--- START ---
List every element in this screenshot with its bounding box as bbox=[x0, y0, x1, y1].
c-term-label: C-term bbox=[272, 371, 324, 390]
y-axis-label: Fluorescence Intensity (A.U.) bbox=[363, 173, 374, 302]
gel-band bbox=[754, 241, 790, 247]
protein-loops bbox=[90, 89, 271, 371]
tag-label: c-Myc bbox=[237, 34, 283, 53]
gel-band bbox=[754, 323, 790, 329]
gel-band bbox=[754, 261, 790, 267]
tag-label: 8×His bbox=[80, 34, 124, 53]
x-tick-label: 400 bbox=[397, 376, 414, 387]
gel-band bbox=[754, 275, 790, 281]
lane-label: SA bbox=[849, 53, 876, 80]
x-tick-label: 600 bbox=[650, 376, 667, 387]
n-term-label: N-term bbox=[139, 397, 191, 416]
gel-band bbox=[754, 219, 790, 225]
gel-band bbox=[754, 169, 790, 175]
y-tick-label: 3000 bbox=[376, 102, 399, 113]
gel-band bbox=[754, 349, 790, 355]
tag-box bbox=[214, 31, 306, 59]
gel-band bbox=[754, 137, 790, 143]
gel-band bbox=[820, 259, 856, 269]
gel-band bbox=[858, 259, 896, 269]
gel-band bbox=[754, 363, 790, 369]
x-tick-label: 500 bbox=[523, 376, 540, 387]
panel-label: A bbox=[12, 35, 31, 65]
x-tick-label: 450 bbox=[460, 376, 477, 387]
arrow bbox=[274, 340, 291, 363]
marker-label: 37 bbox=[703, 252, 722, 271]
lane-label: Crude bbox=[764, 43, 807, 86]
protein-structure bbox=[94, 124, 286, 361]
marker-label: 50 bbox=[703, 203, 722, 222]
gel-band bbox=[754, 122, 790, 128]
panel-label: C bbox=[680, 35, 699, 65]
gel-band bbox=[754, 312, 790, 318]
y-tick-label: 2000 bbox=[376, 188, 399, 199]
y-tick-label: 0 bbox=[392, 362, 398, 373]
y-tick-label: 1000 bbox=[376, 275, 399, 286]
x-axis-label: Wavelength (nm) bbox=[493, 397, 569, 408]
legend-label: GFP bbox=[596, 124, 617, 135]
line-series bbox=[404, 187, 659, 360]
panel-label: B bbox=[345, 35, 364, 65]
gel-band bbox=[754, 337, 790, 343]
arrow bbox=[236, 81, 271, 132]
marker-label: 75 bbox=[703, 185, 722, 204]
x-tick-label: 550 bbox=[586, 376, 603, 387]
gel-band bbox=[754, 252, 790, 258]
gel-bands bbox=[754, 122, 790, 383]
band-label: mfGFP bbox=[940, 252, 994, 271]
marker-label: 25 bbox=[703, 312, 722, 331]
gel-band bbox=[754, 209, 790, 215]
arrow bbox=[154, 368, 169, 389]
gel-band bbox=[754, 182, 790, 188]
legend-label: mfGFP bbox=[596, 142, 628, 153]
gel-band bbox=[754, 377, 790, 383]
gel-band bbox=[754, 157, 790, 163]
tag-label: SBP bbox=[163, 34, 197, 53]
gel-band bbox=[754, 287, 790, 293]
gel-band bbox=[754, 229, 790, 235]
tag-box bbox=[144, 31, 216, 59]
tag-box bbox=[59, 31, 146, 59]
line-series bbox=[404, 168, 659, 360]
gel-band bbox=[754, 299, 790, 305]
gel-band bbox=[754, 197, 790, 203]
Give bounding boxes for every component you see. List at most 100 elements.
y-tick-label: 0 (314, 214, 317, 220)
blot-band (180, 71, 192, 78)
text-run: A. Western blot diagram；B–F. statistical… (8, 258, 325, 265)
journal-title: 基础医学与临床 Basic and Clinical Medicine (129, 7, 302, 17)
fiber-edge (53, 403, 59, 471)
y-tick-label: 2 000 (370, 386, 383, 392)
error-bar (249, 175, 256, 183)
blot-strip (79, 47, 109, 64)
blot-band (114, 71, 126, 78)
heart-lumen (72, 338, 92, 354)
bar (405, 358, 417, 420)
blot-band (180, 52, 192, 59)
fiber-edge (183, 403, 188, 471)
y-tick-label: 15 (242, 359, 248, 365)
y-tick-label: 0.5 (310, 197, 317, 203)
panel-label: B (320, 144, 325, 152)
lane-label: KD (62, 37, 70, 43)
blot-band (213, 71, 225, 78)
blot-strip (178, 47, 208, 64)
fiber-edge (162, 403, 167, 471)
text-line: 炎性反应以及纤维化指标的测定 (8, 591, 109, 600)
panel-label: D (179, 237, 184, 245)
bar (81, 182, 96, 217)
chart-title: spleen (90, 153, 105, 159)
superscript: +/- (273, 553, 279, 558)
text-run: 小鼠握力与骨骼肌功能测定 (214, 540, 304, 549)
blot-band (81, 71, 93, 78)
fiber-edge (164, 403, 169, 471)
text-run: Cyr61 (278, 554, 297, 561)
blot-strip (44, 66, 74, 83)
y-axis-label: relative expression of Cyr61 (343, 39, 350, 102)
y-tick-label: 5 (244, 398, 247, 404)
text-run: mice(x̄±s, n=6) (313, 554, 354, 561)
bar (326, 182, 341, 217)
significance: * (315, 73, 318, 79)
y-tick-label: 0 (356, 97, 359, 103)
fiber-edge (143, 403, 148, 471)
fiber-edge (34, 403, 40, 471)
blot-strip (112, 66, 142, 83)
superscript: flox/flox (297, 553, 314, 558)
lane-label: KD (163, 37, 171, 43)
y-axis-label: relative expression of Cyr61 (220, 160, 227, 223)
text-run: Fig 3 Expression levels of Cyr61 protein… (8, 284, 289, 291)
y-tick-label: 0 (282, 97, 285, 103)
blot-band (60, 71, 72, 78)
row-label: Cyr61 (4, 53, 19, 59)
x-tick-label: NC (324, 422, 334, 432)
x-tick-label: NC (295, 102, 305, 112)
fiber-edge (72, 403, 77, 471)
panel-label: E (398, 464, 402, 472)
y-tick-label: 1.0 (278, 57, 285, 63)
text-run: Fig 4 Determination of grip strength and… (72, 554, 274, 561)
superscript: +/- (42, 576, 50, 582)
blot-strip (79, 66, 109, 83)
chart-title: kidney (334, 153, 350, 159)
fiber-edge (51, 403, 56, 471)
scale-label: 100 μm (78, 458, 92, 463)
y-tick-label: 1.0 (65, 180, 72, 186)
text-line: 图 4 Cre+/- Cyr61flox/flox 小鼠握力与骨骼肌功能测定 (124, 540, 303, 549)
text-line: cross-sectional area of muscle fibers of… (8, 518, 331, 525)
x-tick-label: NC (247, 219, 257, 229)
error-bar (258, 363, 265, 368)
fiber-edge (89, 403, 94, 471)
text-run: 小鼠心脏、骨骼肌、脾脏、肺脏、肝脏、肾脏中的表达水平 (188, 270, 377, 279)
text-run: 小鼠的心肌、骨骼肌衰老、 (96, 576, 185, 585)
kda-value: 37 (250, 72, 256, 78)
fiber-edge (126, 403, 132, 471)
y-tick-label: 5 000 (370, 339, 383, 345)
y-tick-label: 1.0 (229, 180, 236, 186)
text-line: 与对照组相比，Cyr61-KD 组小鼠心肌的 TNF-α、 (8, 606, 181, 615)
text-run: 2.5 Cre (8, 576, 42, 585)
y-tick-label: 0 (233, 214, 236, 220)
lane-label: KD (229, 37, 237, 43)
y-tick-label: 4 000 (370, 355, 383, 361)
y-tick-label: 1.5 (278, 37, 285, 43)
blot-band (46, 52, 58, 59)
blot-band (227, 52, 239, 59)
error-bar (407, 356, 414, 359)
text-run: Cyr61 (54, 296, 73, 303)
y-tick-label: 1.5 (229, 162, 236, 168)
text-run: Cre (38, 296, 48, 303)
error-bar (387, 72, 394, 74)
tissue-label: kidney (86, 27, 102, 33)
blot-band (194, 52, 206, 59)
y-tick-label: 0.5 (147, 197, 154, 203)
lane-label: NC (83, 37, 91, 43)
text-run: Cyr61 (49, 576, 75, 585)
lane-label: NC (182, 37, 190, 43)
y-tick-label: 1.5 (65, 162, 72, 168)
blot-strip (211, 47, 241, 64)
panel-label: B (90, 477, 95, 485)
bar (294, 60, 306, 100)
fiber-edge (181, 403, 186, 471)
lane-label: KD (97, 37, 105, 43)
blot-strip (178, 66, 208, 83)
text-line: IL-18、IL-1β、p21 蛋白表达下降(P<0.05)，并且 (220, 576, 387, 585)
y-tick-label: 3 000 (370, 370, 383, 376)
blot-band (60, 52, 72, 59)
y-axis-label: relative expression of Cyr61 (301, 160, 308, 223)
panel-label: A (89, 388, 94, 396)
--- END ---
▸ What to do
Apply a filter for "legend" to the data above, then copy each line that matches.

▸ Exercise response
legend-label: GFP bbox=[596, 124, 617, 135]
legend-label: mfGFP bbox=[596, 142, 628, 153]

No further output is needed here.